Among the entries, which lines carry the string "Press"? Copy each of them.
start Dataset entries
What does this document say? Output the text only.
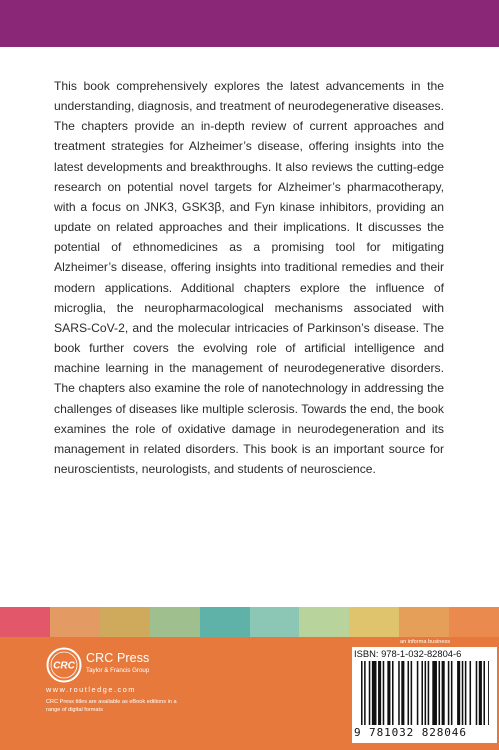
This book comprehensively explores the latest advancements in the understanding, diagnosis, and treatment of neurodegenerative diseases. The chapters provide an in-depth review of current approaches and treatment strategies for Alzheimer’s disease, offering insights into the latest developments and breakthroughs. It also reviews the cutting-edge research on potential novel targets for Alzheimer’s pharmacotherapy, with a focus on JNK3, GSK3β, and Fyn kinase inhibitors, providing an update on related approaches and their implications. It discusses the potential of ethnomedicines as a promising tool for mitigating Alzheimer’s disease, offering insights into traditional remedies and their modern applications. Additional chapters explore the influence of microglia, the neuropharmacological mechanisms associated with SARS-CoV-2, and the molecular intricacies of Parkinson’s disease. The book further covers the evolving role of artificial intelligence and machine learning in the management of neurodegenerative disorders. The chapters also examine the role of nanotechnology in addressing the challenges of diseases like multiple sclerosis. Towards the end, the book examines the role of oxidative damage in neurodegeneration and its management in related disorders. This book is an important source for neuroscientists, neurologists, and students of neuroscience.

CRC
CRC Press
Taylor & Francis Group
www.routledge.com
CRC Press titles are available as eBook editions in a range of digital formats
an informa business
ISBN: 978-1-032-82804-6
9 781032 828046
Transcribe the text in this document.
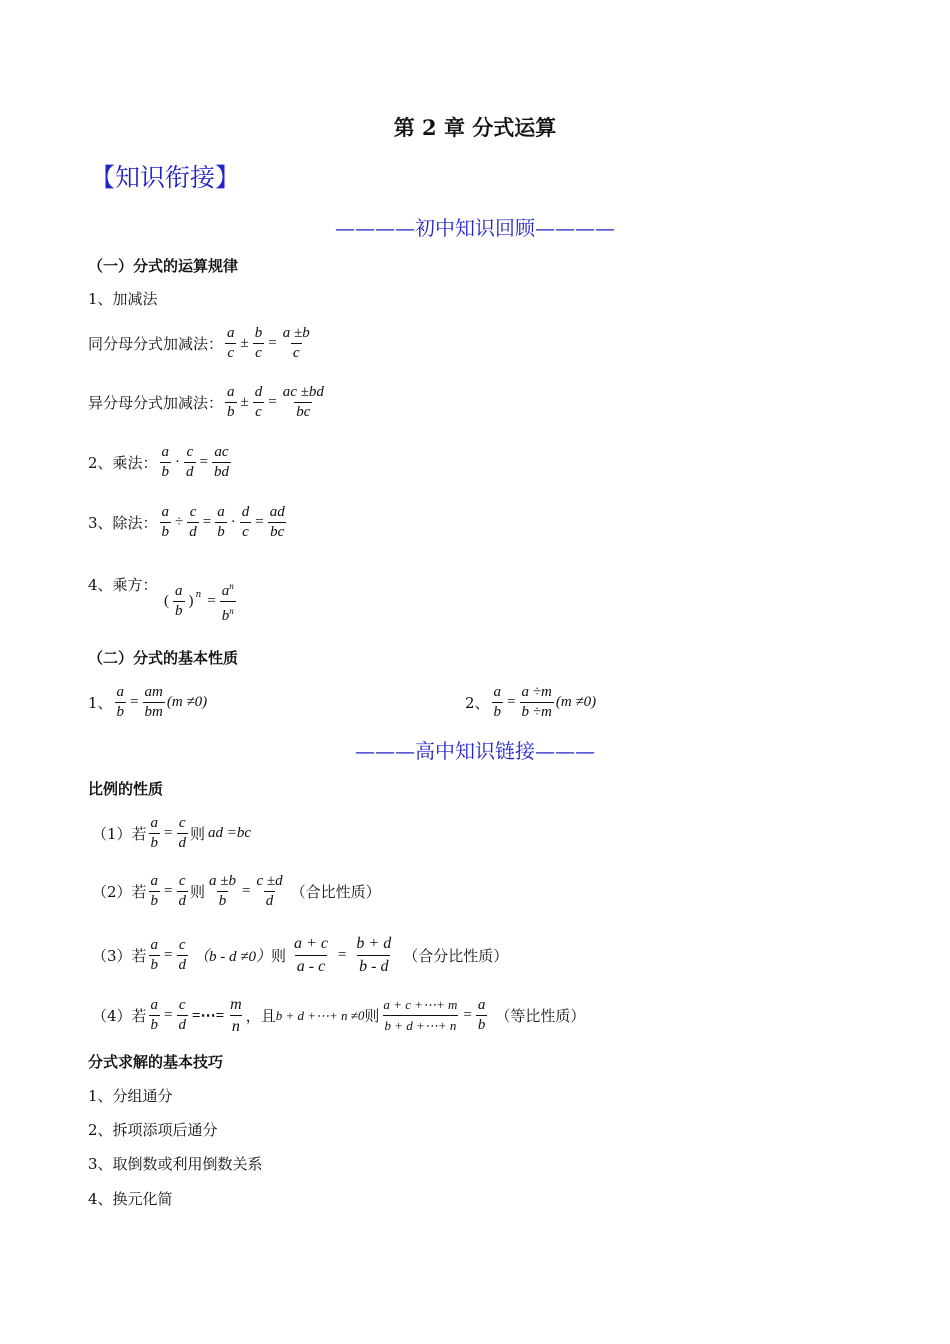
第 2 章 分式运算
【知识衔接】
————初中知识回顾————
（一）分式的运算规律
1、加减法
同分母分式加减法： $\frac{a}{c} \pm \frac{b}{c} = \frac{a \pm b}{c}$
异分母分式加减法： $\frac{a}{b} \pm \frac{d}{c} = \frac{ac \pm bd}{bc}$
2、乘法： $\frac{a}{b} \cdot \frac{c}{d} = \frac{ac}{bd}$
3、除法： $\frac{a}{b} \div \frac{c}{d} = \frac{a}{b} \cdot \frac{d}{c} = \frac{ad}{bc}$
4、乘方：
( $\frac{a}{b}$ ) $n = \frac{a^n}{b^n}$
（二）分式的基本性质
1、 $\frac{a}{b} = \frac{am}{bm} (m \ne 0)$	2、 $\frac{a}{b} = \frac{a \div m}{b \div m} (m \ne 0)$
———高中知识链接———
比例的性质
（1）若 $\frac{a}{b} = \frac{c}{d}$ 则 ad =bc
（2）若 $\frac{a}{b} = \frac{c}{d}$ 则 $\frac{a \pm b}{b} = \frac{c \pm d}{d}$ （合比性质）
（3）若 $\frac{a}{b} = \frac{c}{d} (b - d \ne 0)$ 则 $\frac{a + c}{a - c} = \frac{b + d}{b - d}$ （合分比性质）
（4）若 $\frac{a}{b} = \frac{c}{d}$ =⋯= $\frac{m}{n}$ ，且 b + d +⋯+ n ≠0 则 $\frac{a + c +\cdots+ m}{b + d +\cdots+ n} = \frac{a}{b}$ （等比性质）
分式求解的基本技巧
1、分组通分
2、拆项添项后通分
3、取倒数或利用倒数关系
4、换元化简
end Dataset entries
The solution:
CRC Press
CRC Press titles are available as eBook editions in a range of digital formats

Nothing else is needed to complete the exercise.